[Dataset records]
....
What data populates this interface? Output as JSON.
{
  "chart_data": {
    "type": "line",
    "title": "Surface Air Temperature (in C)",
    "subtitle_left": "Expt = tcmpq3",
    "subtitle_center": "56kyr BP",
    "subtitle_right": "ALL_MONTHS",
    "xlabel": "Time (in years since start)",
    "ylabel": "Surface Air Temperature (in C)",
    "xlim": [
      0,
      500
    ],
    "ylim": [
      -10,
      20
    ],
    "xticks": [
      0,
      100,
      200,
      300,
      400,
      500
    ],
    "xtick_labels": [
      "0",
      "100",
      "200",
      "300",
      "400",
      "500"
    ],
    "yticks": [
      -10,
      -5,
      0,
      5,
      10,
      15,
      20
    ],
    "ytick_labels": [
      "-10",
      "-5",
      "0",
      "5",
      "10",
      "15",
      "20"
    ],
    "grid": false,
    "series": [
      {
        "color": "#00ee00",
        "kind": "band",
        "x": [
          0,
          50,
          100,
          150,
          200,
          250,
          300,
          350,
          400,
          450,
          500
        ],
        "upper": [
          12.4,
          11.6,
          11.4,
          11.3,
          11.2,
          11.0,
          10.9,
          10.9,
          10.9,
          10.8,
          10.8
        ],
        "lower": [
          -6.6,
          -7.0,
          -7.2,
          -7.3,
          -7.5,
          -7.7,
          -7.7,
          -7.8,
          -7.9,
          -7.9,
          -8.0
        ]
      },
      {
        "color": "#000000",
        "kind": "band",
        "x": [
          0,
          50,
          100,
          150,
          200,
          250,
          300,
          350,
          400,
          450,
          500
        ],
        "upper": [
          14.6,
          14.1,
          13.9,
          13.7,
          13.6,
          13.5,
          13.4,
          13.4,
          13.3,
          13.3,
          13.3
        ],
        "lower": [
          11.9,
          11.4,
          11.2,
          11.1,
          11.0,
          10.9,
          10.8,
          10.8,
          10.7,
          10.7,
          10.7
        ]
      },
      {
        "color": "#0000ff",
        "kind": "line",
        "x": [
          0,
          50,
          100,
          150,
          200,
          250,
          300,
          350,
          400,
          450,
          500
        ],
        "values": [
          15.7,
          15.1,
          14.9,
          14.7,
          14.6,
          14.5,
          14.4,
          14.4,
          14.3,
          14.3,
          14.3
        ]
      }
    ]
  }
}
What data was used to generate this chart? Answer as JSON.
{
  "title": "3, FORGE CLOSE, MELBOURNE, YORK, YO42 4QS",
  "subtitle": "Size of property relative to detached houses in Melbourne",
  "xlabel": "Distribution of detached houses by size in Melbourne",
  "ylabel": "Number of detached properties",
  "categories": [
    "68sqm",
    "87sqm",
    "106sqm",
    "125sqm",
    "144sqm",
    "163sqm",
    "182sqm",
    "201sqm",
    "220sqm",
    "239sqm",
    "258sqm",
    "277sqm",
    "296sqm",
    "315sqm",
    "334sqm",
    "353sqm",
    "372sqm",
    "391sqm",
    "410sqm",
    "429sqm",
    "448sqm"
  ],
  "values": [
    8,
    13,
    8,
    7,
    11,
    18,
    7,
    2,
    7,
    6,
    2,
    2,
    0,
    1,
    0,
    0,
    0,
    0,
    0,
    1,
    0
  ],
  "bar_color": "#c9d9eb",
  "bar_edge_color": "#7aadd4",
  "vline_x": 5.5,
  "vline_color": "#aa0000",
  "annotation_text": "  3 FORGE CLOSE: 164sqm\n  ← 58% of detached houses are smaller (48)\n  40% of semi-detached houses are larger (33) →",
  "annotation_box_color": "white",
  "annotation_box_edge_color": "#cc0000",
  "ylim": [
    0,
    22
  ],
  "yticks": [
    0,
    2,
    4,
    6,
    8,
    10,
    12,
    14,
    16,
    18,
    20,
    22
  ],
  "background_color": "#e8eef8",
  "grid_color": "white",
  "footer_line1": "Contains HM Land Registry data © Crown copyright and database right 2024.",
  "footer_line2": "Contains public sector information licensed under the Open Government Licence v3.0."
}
....
Aim: Write the material out again in its entirety, exactly as shown.

Answer to this task:
What data populates this interface? Output as JSON.
{
  "chart_data": {
    "type": "line",
    "title": "Surface Air Temperature (in C)",
    "subtitle_left": "Expt = tcmpq3",
    "subtitle_center": "56kyr BP",
    "subtitle_right": "ALL_MONTHS",
    "xlabel": "Time (in years since start)",
    "ylabel": "Surface Air Temperature (in C)",
    "xlim": [
      0,
      500
    ],
    "ylim": [
      -10,
      20
    ],
    "xticks": [
      0,
      100,
      200,
      300,
      400,
      500
    ],
    "xtick_labels": [
      "0",
      "100",
      "200",
      "300",
      "400",
      "500"
    ],
    "yticks": [
      -10,
      -5,
      0,
      5,
      10,
      15,
      20
    ],
    "ytick_labels": [
      "-10",
      "-5",
      "0",
      "5",
      "10",
      "15",
      "20"
    ],
    "grid": false,
    "series": [
      {
        "color": "#00ee00",
        "kind": "band",
        "x": [
          0,
          50,
          100,
          150,
          200,
          250,
          300,
          350,
          400,
          450,
          500
        ],
        "upper": [
          12.4,
          11.6,
          11.4,
          11.3,
          11.2,
          11.0,
          10.9,
          10.9,
          10.9,
          10.8,
          10.8
        ],
        "lower": [
          -6.6,
          -7.0,
          -7.2,
          -7.3,
          -7.5,
          -7.7,
          -7.7,
          -7.8,
          -7.9,
          -7.9,
          -8.0
        ]
      },
      {
        "color": "#000000",
        "kind": "band",
        "x": [
          0,
          50,
          100,
          150,
          200,
          250,
          300,
          350,
          400,
          450,
          500
        ],
        "upper": [
          14.6,
          14.1,
          13.9,
          13.7,
          13.6,
          13.5,
          13.4,
          13.4,
          13.3,
          13.3,
          13.3
        ],
        "lower": [
          11.9,
          11.4,
          11.2,
          11.1,
          11.0,
          10.9,
          10.8,
          10.8,
          10.7,
          10.7,
          10.7
        ]
      },
      {
        "color": "#0000ff",
        "kind": "line",
        "x": [
          0,
          50,
          100,
          150,
          200,
          250,
          300,
          350,
          400,
          450,
          500
        ],
        "values": [
          15.7,
          15.1,
          14.9,
          14.7,
          14.6,
          14.5,
          14.4,
          14.4,
          14.3,
          14.3,
          14.3
        ]
      }
    ]
  }
}
What data was used to generate this chart? Answer as JSON.
{
  "title": "3, FORGE CLOSE, MELBOURNE, YORK, YO42 4QS",
  "subtitle": "Size of property relative to detached houses in Melbourne",
  "xlabel": "Distribution of detached houses by size in Melbourne",
  "ylabel": "Number of detached properties",
  "categories": [
    "68sqm",
    "87sqm",
    "106sqm",
    "125sqm",
    "144sqm",
    "163sqm",
    "182sqm",
    "201sqm",
    "220sqm",
    "239sqm",
    "258sqm",
    "277sqm",
    "296sqm",
    "315sqm",
    "334sqm",
    "353sqm",
    "372sqm",
    "391sqm",
    "410sqm",
    "429sqm",
    "448sqm"
  ],
  "values": [
    8,
    13,
    8,
    7,
    11,
    18,
    7,
    2,
    7,
    6,
    2,
    2,
    0,
    1,
    0,
    0,
    0,
    0,
    0,
    1,
    0
  ],
  "bar_color": "#c9d9eb",
  "bar_edge_color": "#7aadd4",
  "vline_x": 5.5,
  "vline_color": "#aa0000",
  "annotation_text": "  3 FORGE CLOSE: 164sqm\n  ← 58% of detached houses are smaller (48)\n  40% of semi-detached houses are larger (33) →",
  "annotation_box_color": "white",
  "annotation_box_edge_color": "#cc0000",
  "ylim": [
    0,
    22
  ],
  "yticks": [
    0,
    2,
    4,
    6,
    8,
    10,
    12,
    14,
    16,
    18,
    20,
    22
  ],
  "background_color": "#e8eef8",
  "grid_color": "white",
  "footer_line1": "Contains HM Land Registry data © Crown copyright and database right 2024.",
  "footer_line2": "Contains public sector information licensed under the Open Government Licence v3.0."
}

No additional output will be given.